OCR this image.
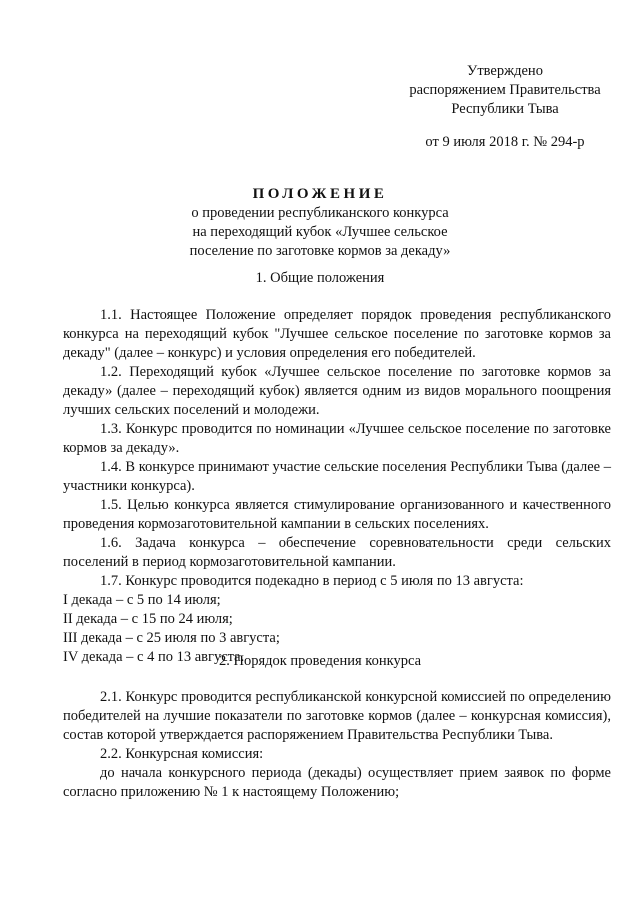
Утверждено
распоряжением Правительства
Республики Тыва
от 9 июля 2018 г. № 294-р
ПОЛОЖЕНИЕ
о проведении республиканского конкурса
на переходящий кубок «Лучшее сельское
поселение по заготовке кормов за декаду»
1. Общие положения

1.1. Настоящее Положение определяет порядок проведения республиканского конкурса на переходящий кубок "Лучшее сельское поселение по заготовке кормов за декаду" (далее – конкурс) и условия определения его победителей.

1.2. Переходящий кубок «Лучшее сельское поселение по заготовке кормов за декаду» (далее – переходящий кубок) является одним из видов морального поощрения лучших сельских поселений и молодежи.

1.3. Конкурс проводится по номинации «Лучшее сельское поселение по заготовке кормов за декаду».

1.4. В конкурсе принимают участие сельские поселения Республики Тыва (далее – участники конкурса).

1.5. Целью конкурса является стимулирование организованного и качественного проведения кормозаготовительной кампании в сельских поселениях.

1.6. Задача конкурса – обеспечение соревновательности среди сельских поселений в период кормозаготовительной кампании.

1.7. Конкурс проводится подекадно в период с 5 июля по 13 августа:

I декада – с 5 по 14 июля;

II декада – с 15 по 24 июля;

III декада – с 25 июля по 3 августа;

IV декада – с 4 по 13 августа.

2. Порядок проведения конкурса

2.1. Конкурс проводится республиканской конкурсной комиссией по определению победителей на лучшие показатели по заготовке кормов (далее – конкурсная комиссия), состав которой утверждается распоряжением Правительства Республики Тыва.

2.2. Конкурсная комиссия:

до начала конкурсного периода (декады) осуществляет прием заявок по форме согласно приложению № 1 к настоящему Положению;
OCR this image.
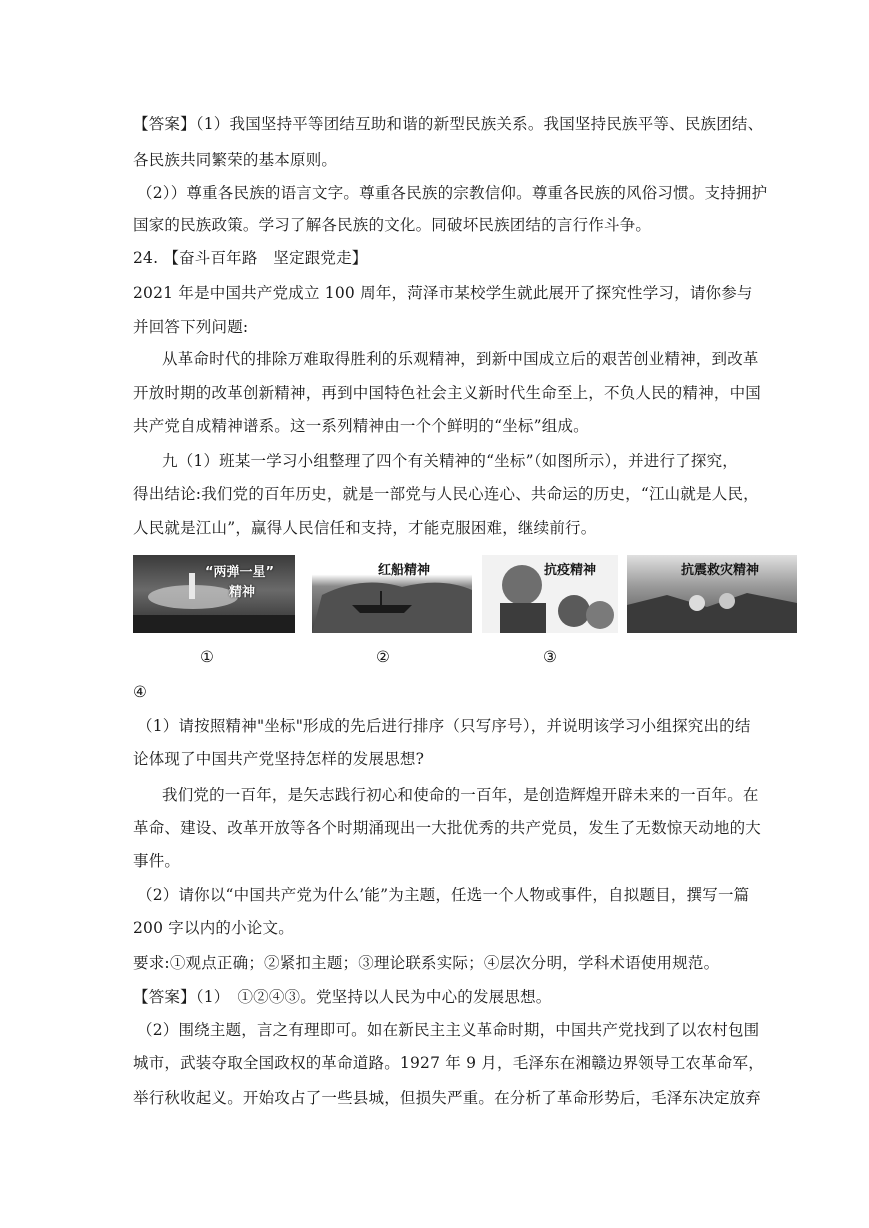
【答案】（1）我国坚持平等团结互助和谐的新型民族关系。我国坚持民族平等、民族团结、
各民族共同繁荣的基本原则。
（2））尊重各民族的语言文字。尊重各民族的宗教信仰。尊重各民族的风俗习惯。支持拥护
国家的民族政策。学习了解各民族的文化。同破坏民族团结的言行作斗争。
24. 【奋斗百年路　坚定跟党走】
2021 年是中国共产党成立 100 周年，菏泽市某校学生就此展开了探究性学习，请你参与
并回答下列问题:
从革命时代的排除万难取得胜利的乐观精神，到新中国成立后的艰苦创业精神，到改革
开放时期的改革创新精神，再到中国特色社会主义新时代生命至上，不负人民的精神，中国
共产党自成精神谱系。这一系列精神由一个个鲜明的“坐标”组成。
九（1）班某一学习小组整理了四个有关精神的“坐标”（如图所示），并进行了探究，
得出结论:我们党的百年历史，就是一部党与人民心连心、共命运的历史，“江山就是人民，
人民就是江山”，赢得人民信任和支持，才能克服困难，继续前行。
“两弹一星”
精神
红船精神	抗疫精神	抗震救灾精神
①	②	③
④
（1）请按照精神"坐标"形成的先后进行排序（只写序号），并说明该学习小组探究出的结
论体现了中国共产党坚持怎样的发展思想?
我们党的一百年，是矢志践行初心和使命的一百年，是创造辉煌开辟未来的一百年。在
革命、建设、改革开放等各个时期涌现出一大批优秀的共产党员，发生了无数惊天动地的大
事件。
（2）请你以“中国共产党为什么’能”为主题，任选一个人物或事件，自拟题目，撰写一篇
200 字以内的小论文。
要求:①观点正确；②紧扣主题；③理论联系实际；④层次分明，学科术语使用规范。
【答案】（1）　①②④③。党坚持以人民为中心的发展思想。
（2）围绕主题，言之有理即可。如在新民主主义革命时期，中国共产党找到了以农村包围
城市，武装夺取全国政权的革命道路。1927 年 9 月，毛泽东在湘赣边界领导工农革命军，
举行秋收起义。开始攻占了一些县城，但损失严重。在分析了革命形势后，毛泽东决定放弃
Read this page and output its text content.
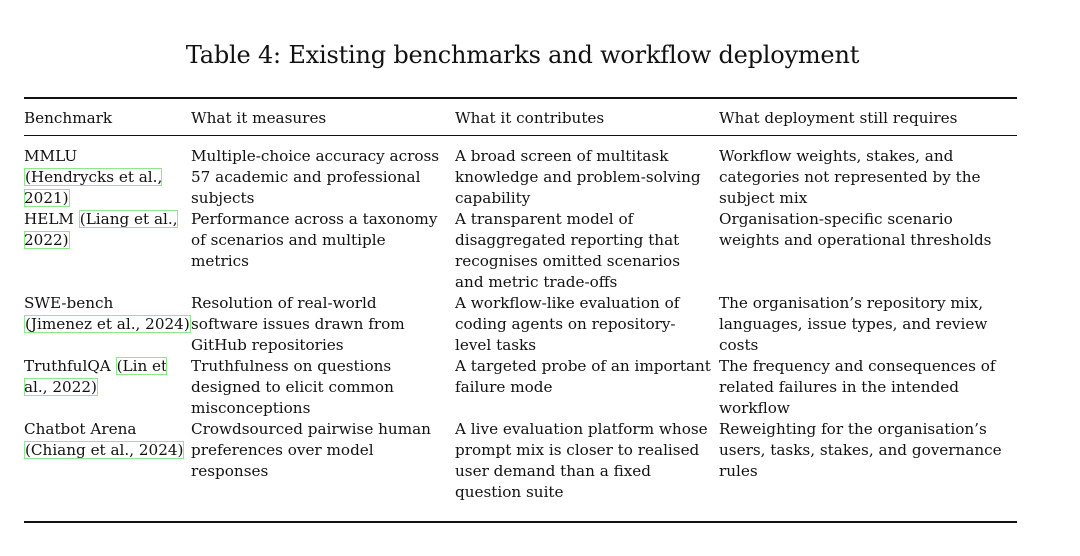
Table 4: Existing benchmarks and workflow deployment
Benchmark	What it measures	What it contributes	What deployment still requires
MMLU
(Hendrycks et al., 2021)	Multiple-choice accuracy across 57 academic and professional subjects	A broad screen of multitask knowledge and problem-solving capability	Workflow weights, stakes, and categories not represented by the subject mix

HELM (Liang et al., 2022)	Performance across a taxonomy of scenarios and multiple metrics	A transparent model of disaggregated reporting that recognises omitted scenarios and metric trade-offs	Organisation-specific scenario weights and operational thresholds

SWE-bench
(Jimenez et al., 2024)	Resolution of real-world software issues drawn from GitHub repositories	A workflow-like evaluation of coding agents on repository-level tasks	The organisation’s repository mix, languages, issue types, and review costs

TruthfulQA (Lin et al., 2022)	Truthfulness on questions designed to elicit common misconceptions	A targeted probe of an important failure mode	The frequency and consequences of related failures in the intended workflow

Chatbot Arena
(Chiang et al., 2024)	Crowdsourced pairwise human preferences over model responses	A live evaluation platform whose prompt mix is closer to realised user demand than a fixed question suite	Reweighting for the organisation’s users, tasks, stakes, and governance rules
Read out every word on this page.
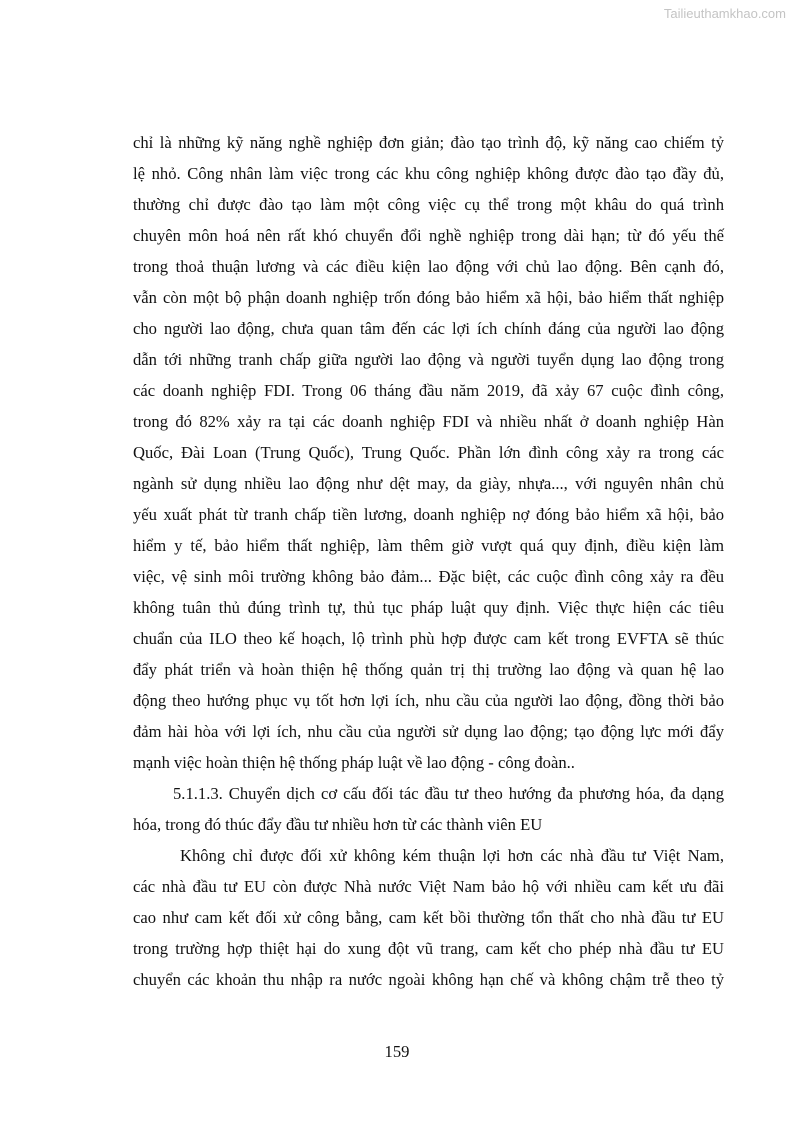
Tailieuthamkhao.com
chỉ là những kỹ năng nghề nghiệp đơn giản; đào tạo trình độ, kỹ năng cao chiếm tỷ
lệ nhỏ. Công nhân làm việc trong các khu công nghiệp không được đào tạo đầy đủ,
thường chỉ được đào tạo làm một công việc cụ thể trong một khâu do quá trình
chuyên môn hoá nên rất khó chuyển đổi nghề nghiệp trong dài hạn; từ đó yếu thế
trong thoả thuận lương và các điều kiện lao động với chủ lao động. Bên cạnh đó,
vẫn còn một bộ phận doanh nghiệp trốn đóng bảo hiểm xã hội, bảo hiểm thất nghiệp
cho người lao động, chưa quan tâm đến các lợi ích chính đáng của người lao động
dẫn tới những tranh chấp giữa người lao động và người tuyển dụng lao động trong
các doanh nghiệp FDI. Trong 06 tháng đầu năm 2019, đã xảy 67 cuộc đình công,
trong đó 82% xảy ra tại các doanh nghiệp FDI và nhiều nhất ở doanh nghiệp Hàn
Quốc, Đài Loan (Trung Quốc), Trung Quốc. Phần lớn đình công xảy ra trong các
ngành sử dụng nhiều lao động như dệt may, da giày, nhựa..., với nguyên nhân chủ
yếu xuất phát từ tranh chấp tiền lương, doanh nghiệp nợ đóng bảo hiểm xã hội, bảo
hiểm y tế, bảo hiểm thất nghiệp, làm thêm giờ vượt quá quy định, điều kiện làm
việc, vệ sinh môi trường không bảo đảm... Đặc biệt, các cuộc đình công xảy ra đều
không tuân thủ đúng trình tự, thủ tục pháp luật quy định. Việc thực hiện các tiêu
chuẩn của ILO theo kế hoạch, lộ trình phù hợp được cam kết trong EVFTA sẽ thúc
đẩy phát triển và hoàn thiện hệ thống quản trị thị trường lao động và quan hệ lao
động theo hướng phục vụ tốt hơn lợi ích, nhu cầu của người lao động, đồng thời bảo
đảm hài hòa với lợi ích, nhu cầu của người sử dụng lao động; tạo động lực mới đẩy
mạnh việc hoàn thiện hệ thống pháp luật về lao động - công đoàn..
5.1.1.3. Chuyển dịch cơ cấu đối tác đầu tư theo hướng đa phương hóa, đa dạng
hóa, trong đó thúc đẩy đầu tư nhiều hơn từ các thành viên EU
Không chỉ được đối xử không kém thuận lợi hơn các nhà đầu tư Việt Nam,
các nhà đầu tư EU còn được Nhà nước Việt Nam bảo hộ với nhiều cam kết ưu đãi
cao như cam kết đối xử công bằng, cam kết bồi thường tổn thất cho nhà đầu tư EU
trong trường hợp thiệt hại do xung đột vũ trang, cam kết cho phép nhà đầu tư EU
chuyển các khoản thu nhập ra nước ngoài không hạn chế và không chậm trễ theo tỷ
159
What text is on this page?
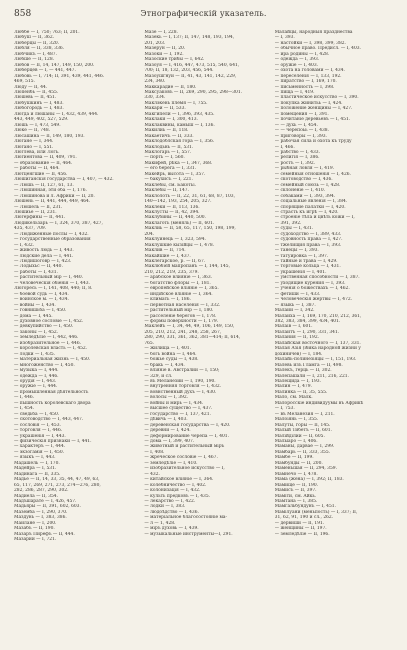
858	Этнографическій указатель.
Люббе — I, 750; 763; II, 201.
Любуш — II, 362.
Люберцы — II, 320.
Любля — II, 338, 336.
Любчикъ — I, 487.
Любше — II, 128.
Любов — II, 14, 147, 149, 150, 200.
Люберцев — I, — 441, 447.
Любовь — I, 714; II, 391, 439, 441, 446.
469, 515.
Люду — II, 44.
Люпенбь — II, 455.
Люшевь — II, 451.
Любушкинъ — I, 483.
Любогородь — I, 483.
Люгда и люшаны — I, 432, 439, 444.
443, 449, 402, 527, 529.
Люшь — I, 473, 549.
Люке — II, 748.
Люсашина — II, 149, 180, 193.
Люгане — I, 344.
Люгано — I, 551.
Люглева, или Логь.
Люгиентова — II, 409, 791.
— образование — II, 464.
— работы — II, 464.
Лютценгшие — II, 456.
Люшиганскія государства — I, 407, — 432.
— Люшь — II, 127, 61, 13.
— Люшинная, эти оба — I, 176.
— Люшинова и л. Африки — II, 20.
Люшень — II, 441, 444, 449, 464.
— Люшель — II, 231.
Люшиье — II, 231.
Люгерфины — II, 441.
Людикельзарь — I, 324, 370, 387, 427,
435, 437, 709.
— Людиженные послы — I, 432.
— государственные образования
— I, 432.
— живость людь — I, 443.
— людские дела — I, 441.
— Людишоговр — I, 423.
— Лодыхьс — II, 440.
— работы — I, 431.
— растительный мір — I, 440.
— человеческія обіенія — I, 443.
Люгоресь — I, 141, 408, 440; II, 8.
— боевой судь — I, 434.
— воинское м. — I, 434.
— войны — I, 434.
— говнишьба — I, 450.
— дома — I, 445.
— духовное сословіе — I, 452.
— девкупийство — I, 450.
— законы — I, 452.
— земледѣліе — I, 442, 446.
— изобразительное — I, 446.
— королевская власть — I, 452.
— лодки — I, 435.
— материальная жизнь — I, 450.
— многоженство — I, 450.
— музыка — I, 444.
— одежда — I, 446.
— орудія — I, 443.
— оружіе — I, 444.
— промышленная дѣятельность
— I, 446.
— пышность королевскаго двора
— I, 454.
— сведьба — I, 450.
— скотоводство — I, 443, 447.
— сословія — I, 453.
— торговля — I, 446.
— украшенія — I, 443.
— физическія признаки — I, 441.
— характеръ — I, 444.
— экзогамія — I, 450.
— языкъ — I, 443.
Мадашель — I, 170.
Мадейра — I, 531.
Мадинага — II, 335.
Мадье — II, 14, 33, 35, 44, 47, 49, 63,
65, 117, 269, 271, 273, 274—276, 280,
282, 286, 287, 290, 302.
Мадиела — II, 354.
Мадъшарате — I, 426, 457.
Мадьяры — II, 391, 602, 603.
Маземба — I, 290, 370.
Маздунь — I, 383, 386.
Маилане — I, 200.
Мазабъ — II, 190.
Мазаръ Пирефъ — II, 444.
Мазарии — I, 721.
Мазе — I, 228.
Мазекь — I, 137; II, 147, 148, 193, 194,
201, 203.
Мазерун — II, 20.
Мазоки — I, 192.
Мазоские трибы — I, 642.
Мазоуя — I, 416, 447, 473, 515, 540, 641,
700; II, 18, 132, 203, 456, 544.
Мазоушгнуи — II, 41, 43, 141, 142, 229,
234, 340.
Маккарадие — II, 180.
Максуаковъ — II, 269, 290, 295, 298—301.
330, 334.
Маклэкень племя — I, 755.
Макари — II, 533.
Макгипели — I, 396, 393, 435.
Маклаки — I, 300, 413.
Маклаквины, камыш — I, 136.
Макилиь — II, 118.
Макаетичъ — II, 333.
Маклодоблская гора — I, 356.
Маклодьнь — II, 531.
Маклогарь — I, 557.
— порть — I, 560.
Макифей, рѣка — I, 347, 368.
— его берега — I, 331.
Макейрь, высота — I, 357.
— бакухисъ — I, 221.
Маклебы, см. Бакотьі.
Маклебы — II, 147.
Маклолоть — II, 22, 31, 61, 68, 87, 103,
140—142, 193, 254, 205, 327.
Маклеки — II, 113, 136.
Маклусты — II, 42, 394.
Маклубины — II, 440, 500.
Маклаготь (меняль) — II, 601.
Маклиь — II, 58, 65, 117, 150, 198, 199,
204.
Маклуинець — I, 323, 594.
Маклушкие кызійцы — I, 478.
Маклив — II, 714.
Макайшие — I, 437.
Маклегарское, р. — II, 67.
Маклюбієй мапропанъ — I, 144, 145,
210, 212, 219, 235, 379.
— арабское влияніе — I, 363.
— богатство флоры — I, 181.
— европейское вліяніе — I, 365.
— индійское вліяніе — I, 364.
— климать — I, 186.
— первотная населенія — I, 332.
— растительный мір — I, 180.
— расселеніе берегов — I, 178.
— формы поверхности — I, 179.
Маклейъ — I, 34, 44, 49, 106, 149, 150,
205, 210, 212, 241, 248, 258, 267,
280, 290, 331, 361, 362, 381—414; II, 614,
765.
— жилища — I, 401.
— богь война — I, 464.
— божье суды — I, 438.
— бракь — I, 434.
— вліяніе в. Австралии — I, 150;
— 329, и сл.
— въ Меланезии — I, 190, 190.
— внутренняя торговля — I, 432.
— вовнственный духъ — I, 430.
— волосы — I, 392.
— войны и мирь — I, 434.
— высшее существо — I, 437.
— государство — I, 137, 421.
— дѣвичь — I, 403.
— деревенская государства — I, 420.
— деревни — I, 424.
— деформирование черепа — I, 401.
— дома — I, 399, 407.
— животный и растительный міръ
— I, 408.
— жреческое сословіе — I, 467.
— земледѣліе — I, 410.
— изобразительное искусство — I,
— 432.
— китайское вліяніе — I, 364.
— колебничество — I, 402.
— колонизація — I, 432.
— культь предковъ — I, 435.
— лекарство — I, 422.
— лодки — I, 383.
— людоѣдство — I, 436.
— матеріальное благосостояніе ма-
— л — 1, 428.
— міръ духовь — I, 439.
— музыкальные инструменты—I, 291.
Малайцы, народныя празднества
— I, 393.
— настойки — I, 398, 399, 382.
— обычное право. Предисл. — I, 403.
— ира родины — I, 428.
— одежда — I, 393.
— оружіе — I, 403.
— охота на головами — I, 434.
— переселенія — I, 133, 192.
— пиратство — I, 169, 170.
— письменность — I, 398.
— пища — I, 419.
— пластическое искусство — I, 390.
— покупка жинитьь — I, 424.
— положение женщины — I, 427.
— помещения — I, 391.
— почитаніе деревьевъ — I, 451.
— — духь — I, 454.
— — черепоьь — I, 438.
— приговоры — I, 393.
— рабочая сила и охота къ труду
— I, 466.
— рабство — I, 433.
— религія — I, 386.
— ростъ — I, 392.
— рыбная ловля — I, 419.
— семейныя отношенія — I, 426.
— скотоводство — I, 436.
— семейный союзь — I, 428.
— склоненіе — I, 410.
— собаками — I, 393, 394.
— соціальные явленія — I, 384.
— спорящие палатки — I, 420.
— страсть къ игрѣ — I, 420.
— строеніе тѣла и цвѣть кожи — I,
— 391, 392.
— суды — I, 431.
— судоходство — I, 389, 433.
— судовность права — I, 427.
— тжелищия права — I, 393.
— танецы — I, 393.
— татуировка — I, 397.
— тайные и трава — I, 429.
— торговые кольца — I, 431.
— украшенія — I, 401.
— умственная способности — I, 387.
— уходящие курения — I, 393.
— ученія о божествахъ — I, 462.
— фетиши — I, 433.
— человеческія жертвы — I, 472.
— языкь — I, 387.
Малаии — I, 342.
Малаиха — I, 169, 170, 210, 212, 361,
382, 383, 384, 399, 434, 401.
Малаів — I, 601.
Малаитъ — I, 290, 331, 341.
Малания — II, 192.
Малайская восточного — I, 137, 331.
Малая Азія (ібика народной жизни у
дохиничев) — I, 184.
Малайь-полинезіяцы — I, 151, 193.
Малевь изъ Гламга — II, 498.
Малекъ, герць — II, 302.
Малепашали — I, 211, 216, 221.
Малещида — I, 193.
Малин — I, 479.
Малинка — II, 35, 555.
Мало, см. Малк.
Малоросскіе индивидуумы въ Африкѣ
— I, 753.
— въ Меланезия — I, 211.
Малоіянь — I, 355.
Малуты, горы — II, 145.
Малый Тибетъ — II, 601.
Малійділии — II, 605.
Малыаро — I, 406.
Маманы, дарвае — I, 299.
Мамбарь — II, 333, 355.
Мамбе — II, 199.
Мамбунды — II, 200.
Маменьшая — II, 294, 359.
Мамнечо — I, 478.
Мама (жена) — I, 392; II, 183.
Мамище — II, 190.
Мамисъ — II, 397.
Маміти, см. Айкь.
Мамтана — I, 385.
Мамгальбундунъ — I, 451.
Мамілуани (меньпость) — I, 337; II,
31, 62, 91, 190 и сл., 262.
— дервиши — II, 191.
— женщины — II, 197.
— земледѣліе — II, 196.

————————

Stated problem
Copy out each line of the data containing the string "hướng".

Exercise answer
động theo hướng phục vụ tốt hơn lợi ích, nhu cầu của người lao động, đồng thời bảo
5.1.1.3. Chuyển dịch cơ cấu đối tác đầu tư theo hướng đa phương hóa, đa dạng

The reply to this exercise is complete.